> [Task prompt]:
Restate the material word for word and leave out anything that is a picture.
┄┄┄┄┄┄┄┄┄┄┄┄┄┄┄┄┄┄┄┄
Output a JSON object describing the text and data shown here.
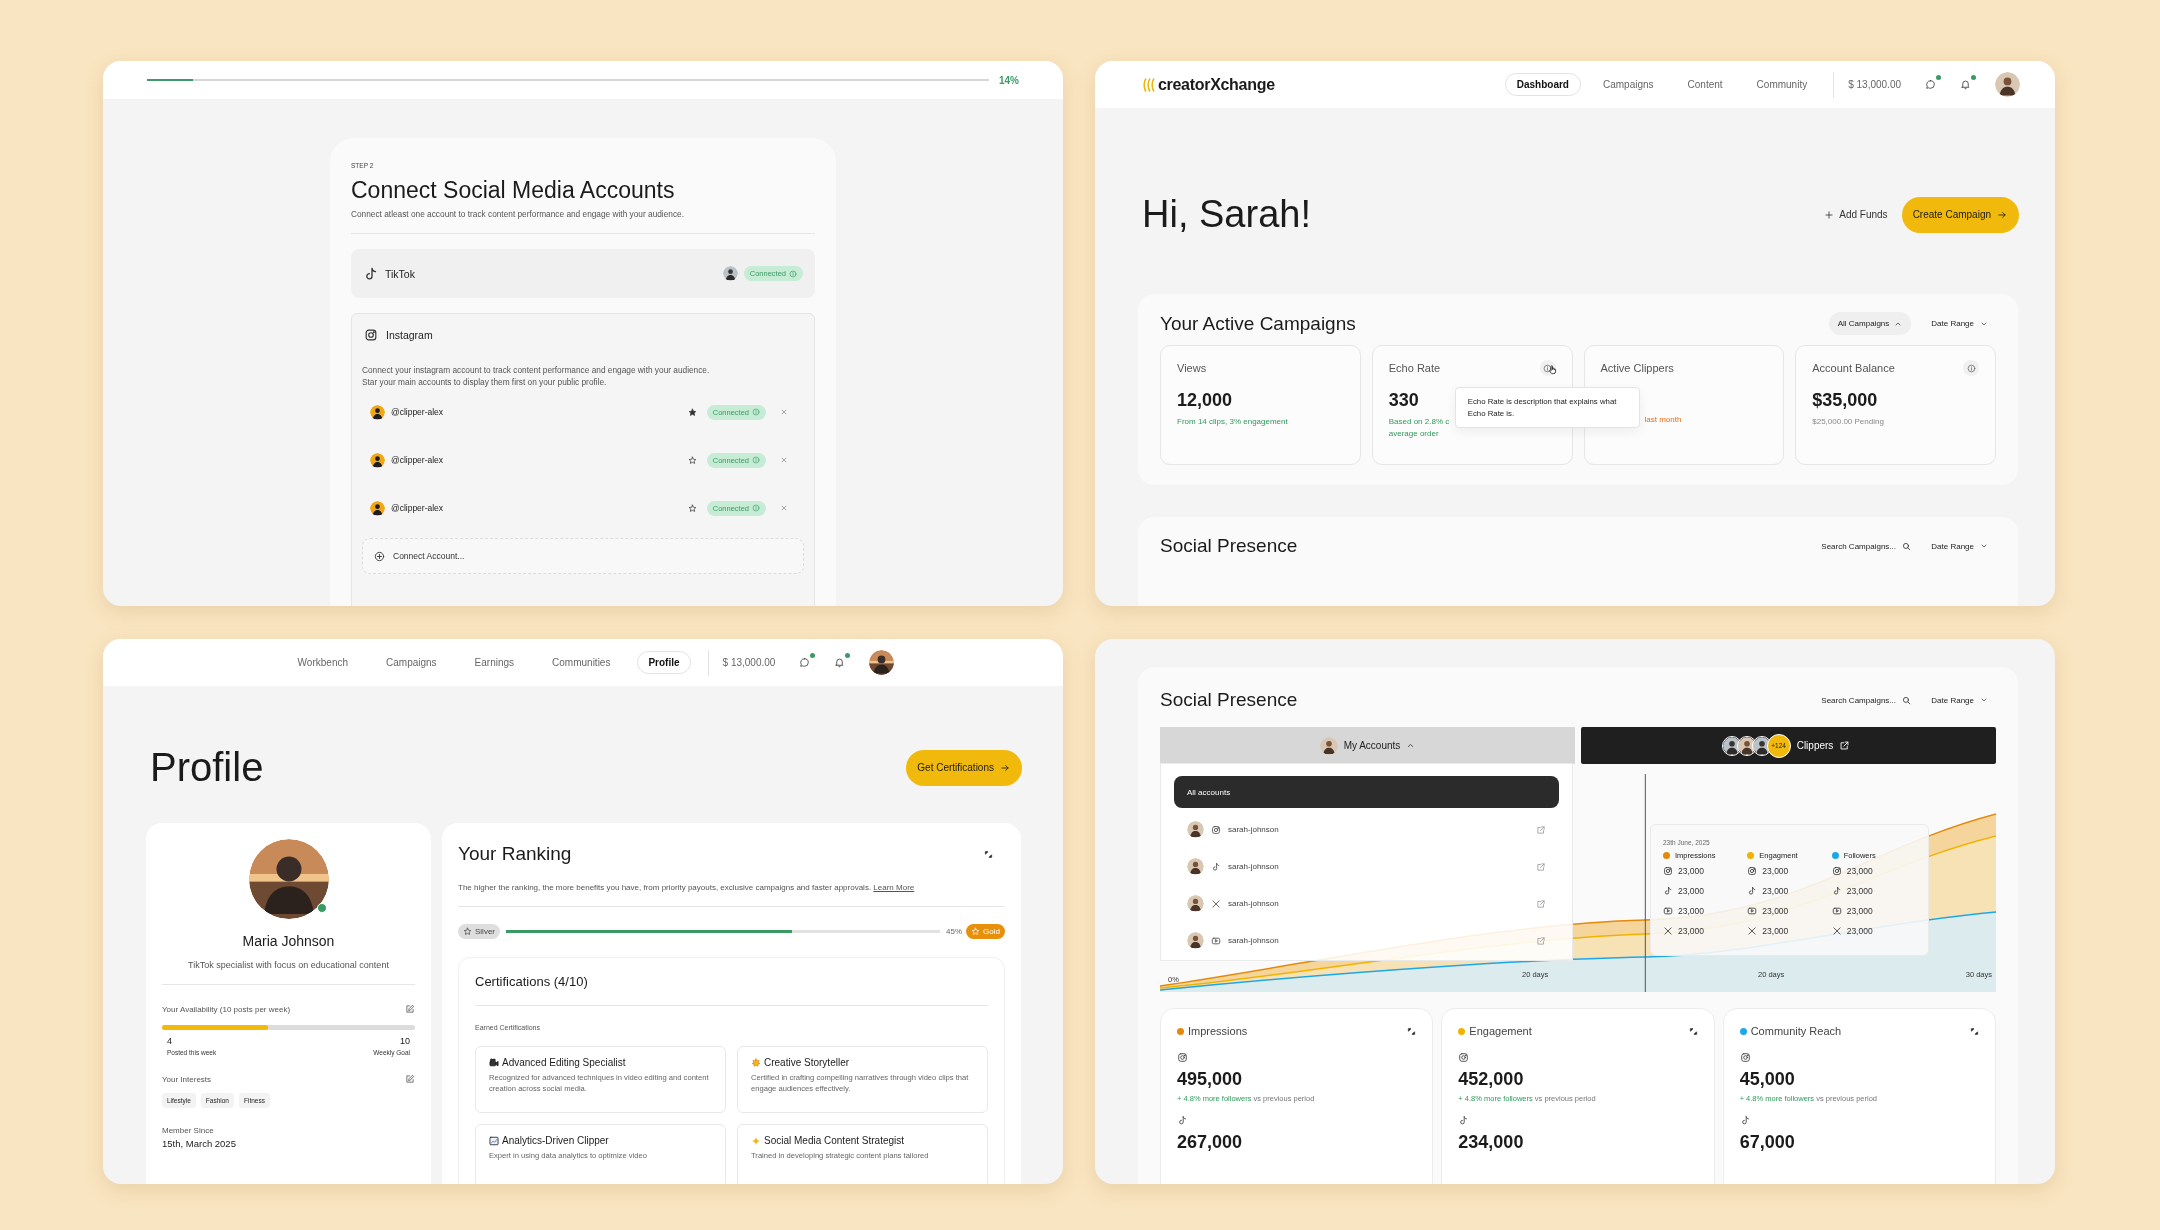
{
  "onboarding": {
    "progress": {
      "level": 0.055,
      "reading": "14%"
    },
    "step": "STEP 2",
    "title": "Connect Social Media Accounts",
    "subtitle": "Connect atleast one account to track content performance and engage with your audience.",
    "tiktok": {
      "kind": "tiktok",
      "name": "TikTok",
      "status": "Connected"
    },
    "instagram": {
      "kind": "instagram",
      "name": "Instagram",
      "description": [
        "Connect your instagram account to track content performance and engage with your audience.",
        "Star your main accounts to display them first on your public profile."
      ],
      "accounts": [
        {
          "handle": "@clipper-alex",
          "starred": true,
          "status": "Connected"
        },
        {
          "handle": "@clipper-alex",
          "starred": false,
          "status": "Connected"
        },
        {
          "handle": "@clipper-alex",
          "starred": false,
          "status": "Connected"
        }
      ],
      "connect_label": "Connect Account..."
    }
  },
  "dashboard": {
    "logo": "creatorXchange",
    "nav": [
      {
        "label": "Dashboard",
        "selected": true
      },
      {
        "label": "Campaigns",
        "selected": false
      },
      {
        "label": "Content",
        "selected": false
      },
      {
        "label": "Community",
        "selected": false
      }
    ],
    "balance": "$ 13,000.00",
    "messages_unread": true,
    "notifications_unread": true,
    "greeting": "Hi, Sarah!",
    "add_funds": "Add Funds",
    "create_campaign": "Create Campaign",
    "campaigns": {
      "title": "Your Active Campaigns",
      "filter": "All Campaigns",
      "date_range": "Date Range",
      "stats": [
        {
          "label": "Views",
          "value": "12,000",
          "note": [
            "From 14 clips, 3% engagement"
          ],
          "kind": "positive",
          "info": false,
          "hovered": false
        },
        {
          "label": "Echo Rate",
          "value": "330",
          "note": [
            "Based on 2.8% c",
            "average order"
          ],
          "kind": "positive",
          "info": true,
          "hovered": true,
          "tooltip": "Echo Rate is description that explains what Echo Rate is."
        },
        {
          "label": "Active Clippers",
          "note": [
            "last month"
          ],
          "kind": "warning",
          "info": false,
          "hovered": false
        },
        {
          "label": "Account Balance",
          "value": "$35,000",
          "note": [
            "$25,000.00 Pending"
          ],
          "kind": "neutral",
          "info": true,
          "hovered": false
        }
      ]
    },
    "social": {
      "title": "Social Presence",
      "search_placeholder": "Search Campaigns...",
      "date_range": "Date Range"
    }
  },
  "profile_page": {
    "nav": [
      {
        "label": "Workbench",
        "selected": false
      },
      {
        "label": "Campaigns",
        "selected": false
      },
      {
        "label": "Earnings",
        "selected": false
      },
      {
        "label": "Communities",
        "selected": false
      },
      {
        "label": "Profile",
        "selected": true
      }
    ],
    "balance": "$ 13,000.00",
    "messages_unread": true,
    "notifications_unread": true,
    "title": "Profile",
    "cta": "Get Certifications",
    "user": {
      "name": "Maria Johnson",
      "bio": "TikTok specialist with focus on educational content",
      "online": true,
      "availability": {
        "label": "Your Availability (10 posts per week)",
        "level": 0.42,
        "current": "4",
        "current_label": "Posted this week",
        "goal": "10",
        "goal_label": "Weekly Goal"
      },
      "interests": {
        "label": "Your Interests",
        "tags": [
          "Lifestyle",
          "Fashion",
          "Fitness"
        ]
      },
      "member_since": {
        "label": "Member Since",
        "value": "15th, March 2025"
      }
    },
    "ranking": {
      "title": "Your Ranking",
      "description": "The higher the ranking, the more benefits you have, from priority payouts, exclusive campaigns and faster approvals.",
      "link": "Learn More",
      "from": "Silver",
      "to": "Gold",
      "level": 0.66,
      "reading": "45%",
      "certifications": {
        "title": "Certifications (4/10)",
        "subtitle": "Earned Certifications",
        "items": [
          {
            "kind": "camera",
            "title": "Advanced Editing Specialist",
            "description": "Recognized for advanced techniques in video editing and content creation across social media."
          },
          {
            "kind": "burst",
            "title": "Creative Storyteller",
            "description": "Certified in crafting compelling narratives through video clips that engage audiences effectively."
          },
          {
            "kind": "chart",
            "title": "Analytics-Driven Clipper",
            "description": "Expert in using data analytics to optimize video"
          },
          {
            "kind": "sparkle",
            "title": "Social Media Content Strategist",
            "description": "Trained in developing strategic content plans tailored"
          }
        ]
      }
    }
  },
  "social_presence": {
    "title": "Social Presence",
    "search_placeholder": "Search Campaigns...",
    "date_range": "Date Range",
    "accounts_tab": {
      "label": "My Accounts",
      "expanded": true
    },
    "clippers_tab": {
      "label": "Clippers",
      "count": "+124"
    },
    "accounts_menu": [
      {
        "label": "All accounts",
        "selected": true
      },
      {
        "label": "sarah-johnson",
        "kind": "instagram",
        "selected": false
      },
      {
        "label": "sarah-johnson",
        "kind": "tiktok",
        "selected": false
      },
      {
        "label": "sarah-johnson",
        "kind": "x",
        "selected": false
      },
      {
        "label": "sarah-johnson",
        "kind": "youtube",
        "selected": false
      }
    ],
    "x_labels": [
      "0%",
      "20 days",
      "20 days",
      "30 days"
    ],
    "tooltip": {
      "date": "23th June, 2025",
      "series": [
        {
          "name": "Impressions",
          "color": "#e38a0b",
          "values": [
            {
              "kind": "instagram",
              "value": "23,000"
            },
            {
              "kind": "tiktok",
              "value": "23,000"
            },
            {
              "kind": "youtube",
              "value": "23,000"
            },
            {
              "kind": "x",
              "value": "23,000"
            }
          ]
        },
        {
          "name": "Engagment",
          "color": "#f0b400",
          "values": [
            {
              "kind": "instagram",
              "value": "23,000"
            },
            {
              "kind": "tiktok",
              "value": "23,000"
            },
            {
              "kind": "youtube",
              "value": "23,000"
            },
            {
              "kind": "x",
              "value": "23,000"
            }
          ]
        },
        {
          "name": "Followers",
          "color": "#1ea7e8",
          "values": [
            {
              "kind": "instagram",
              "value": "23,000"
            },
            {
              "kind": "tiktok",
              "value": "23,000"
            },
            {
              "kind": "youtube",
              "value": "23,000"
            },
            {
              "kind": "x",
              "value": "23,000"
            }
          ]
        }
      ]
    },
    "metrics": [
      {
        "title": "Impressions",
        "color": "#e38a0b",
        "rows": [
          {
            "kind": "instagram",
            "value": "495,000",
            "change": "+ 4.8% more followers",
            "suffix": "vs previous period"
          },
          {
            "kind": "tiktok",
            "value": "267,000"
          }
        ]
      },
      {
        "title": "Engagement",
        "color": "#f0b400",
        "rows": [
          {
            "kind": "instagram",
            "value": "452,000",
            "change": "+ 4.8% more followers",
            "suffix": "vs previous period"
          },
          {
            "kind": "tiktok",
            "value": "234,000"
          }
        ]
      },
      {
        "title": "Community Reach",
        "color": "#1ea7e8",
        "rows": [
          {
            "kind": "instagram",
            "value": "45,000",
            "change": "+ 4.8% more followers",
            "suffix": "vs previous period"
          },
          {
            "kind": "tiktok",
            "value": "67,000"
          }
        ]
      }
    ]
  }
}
┄┄┄┄┄┄┄┄┄┄┄┄┄┄┄┄┄┄┄┄
> [Reply to the exercise]:
Output a JSON object describing the text and data shown here.
{
  "onboarding": {
    "progress": {
      "level": 0.055,
      "reading": "14%"
    },
    "step": "STEP 2",
    "title": "Connect Social Media Accounts",
    "subtitle": "Connect atleast one account to track content performance and engage with your audience.",
    "tiktok": {
      "kind": "tiktok",
      "name": "TikTok",
      "status": "Connected"
    },
    "instagram": {
      "kind": "instagram",
      "name": "Instagram",
      "description": [
        "Connect your instagram account to track content performance and engage with your audience.",
        "Star your main accounts to display them first on your public profile."
      ],
      "accounts": [
        {
          "handle": "@clipper-alex",
          "starred": true,
          "status": "Connected"
        },
        {
          "handle": "@clipper-alex",
          "starred": false,
          "status": "Connected"
        },
        {
          "handle": "@clipper-alex",
          "starred": false,
          "status": "Connected"
        }
      ],
      "connect_label": "Connect Account..."
    }
  },
  "dashboard": {
    "logo": "creatorXchange",
    "nav": [
      {
        "label": "Dashboard",
        "selected": true
      },
      {
        "label": "Campaigns",
        "selected": false
      },
      {
        "label": "Content",
        "selected": false
      },
      {
        "label": "Community",
        "selected": false
      }
    ],
    "balance": "$ 13,000.00",
    "messages_unread": true,
    "notifications_unread": true,
    "greeting": "Hi, Sarah!",
    "add_funds": "Add Funds",
    "create_campaign": "Create Campaign",
    "campaigns": {
      "title": "Your Active Campaigns",
      "filter": "All Campaigns",
      "date_range": "Date Range",
      "stats": [
        {
          "label": "Views",
          "value": "12,000",
          "note": [
            "From 14 clips, 3% engagement"
          ],
          "kind": "positive",
          "info": false,
          "hovered": false
        },
        {
          "label": "Echo Rate",
          "value": "330",
          "note": [
            "Based on 2.8% c",
            "average order"
          ],
          "kind": "positive",
          "info": true,
          "hovered": true,
          "tooltip": "Echo Rate is description that explains what Echo Rate is."
        },
        {
          "label": "Active Clippers",
          "note": [
            "last month"
          ],
          "kind": "warning",
          "info": false,
          "hovered": false
        },
        {
          "label": "Account Balance",
          "value": "$35,000",
          "note": [
            "$25,000.00 Pending"
          ],
          "kind": "neutral",
          "info": true,
          "hovered": false
        }
      ]
    },
    "social": {
      "title": "Social Presence",
      "search_placeholder": "Search Campaigns...",
      "date_range": "Date Range"
    }
  },
  "profile_page": {
    "nav": [
      {
        "label": "Workbench",
        "selected": false
      },
      {
        "label": "Campaigns",
        "selected": false
      },
      {
        "label": "Earnings",
        "selected": false
      },
      {
        "label": "Communities",
        "selected": false
      },
      {
        "label": "Profile",
        "selected": true
      }
    ],
    "balance": "$ 13,000.00",
    "messages_unread": true,
    "notifications_unread": true,
    "title": "Profile",
    "cta": "Get Certifications",
    "user": {
      "name": "Maria Johnson",
      "bio": "TikTok specialist with focus on educational content",
      "online": true,
      "availability": {
        "label": "Your Availability (10 posts per week)",
        "level": 0.42,
        "current": "4",
        "current_label": "Posted this week",
        "goal": "10",
        "goal_label": "Weekly Goal"
      },
      "interests": {
        "label": "Your Interests",
        "tags": [
          "Lifestyle",
          "Fashion",
          "Fitness"
        ]
      },
      "member_since": {
        "label": "Member Since",
        "value": "15th, March 2025"
      }
    },
    "ranking": {
      "title": "Your Ranking",
      "description": "The higher the ranking, the more benefits you have, from priority payouts, exclusive campaigns and faster approvals.",
      "link": "Learn More",
      "from": "Silver",
      "to": "Gold",
      "level": 0.66,
      "reading": "45%",
      "certifications": {
        "title": "Certifications (4/10)",
        "subtitle": "Earned Certifications",
        "items": [
          {
            "kind": "camera",
            "title": "Advanced Editing Specialist",
            "description": "Recognized for advanced techniques in video editing and content creation across social media."
          },
          {
            "kind": "burst",
            "title": "Creative Storyteller",
            "description": "Certified in crafting compelling narratives through video clips that engage audiences effectively."
          },
          {
            "kind": "chart",
            "title": "Analytics-Driven Clipper",
            "description": "Expert in using data analytics to optimize video"
          },
          {
            "kind": "sparkle",
            "title": "Social Media Content Strategist",
            "description": "Trained in developing strategic content plans tailored"
          }
        ]
      }
    }
  },
  "social_presence": {
    "title": "Social Presence",
    "search_placeholder": "Search Campaigns...",
    "date_range": "Date Range",
    "accounts_tab": {
      "label": "My Accounts",
      "expanded": true
    },
    "clippers_tab": {
      "label": "Clippers",
      "count": "+124"
    },
    "accounts_menu": [
      {
        "label": "All accounts",
        "selected": true
      },
      {
        "label": "sarah-johnson",
        "kind": "instagram",
        "selected": false
      },
      {
        "label": "sarah-johnson",
        "kind": "tiktok",
        "selected": false
      },
      {
        "label": "sarah-johnson",
        "kind": "x",
        "selected": false
      },
      {
        "label": "sarah-johnson",
        "kind": "youtube",
        "selected": false
      }
    ],
    "x_labels": [
      "0%",
      "20 days",
      "20 days",
      "30 days"
    ],
    "tooltip": {
      "date": "23th June, 2025",
      "series": [
        {
          "name": "Impressions",
          "color": "#e38a0b",
          "values": [
            {
              "kind": "instagram",
              "value": "23,000"
            },
            {
              "kind": "tiktok",
              "value": "23,000"
            },
            {
              "kind": "youtube",
              "value": "23,000"
            },
            {
              "kind": "x",
              "value": "23,000"
            }
          ]
        },
        {
          "name": "Engagment",
          "color": "#f0b400",
          "values": [
            {
              "kind": "instagram",
              "value": "23,000"
            },
            {
              "kind": "tiktok",
              "value": "23,000"
            },
            {
              "kind": "youtube",
              "value": "23,000"
            },
            {
              "kind": "x",
              "value": "23,000"
            }
          ]
        },
        {
          "name": "Followers",
          "color": "#1ea7e8",
          "values": [
            {
              "kind": "instagram",
              "value": "23,000"
            },
            {
              "kind": "tiktok",
              "value": "23,000"
            },
            {
              "kind": "youtube",
              "value": "23,000"
            },
            {
              "kind": "x",
              "value": "23,000"
            }
          ]
        }
      ]
    },
    "metrics": [
      {
        "title": "Impressions",
        "color": "#e38a0b",
        "rows": [
          {
            "kind": "instagram",
            "value": "495,000",
            "change": "+ 4.8% more followers",
            "suffix": "vs previous period"
          },
          {
            "kind": "tiktok",
            "value": "267,000"
          }
        ]
      },
      {
        "title": "Engagement",
        "color": "#f0b400",
        "rows": [
          {
            "kind": "instagram",
            "value": "452,000",
            "change": "+ 4.8% more followers",
            "suffix": "vs previous period"
          },
          {
            "kind": "tiktok",
            "value": "234,000"
          }
        ]
      },
      {
        "title": "Community Reach",
        "color": "#1ea7e8",
        "rows": [
          {
            "kind": "instagram",
            "value": "45,000",
            "change": "+ 4.8% more followers",
            "suffix": "vs previous period"
          },
          {
            "kind": "tiktok",
            "value": "67,000"
          }
        ]
      }
    ]
  }
}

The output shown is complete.